Exercise inputs.
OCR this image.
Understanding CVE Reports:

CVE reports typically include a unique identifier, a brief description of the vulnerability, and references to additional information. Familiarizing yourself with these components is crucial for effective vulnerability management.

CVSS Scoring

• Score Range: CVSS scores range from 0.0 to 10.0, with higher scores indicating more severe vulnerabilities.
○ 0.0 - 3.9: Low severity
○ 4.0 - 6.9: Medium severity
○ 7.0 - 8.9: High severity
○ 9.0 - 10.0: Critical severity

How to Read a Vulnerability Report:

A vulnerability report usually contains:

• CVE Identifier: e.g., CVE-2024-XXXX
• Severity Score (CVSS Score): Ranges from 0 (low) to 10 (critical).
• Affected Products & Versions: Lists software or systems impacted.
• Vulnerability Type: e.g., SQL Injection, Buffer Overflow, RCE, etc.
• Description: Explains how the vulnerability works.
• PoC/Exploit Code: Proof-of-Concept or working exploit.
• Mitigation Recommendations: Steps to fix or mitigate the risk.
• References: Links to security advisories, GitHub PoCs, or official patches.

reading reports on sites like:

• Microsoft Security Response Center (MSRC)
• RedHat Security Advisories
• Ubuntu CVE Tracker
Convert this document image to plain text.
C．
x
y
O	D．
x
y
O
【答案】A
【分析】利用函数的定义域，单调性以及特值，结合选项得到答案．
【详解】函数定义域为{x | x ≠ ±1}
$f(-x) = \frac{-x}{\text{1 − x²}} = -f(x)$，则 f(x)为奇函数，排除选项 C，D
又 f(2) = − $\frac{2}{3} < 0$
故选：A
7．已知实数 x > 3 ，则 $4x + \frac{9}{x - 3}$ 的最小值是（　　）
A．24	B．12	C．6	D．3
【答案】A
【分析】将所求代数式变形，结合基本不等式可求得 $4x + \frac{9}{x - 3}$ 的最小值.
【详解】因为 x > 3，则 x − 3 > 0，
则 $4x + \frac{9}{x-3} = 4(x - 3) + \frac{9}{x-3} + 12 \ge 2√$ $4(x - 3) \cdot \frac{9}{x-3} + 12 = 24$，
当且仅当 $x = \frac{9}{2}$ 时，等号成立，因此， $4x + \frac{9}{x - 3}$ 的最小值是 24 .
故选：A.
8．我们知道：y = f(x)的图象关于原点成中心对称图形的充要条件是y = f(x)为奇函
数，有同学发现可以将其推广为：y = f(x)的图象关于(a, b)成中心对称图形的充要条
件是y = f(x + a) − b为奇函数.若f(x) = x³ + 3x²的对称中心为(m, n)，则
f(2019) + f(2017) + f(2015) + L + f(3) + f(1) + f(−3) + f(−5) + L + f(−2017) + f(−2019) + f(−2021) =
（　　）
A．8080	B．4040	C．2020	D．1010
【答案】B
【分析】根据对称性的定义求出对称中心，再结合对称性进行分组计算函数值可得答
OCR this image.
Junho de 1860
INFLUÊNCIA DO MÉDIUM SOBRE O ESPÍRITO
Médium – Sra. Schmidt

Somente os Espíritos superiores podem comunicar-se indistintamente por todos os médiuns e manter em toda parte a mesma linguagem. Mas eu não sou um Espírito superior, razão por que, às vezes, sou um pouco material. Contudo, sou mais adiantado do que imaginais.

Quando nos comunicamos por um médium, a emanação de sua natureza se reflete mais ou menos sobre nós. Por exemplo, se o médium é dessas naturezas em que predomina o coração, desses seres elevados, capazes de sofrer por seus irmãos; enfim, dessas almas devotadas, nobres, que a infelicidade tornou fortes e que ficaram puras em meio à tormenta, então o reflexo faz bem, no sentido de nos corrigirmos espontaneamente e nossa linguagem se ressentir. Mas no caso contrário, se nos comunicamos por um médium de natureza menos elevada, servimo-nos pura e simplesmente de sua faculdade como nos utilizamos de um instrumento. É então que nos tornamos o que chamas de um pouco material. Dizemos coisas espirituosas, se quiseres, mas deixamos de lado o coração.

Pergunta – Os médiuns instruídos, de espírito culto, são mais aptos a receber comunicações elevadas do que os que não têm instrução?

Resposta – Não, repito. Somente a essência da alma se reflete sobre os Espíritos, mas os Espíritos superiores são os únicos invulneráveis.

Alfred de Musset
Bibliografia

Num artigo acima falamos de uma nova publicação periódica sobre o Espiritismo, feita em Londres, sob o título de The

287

Exercise directions.
Read through the lines above and collect those that contain the string "from".

Solution.
• Score Range: CVSS scores range from 0.0 to 10.0, with higher scores indicating more severe vulnerabilities.
• Severity Score (CVSS Score): Ranges from 0 (low) to 10 (critical).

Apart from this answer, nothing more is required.